▶ Stated goal
Images must not appear in your copy; reproduce every other part of the records exactly.

Recorded data
════════════════════

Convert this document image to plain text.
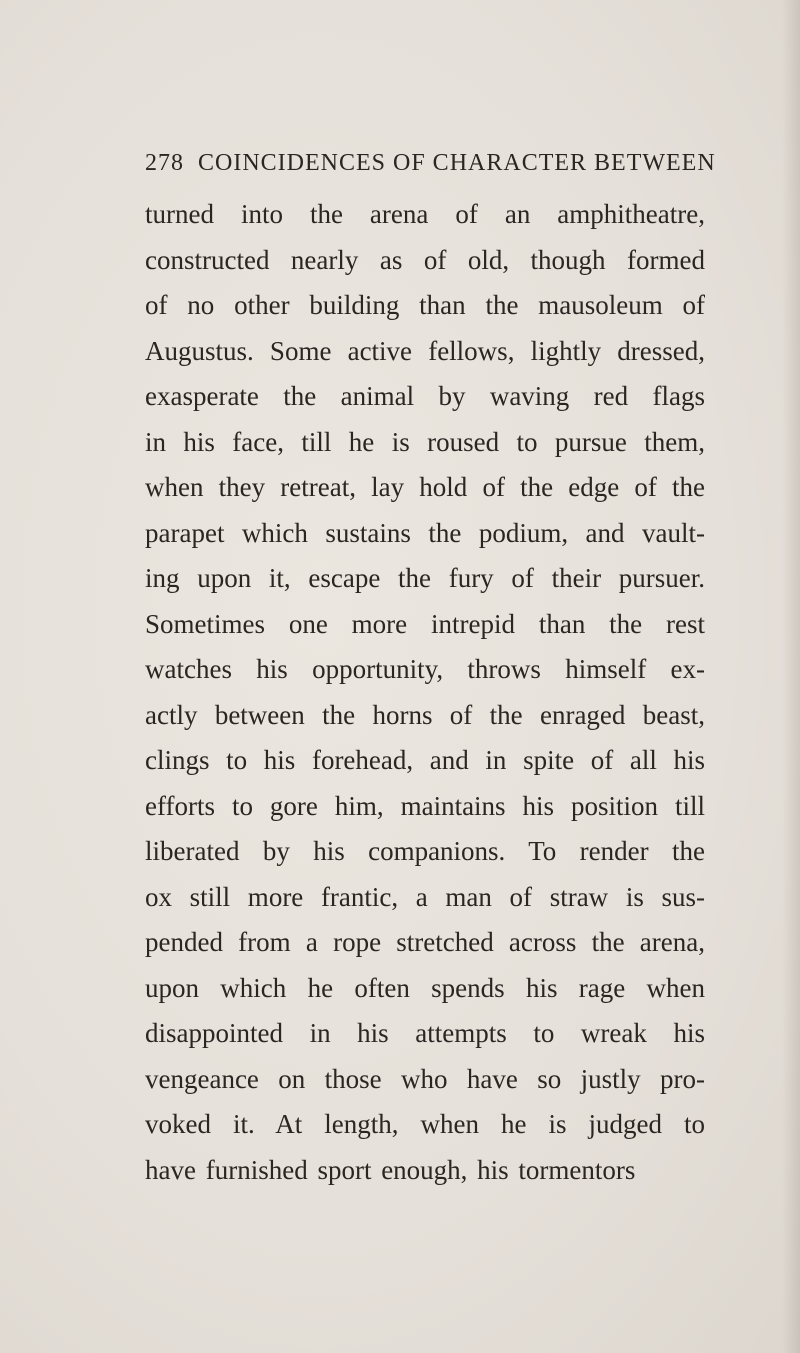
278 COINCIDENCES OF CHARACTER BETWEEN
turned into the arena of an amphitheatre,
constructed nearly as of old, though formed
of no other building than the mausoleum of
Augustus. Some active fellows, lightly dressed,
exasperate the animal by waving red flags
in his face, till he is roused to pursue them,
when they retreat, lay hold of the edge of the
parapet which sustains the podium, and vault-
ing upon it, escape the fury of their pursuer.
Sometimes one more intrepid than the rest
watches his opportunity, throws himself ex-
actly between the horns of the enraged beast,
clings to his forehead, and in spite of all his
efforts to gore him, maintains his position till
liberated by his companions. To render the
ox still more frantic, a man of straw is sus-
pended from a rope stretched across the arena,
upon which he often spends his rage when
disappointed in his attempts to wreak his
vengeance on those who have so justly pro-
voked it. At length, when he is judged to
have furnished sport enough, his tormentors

════════════════════

▶ Full response
Convert this document image to plain text.
278 COINCIDENCES OF CHARACTER BETWEEN
turned into the arena of an amphitheatre,
constructed nearly as of old, though formed
of no other building than the mausoleum of
Augustus. Some active fellows, lightly dressed,
exasperate the animal by waving red flags
in his face, till he is roused to pursue them,
when they retreat, lay hold of the edge of the
parapet which sustains the podium, and vault-
ing upon it, escape the fury of their pursuer.
Sometimes one more intrepid than the rest
watches his opportunity, throws himself ex-
actly between the horns of the enraged beast,
clings to his forehead, and in spite of all his
efforts to gore him, maintains his position till
liberated by his companions. To render the
ox still more frantic, a man of straw is sus-
pended from a rope stretched across the arena,
upon which he often spends his rage when
disappointed in his attempts to wreak his
vengeance on those who have so justly pro-
voked it. At length, when he is judged to
have furnished sport enough, his tormentors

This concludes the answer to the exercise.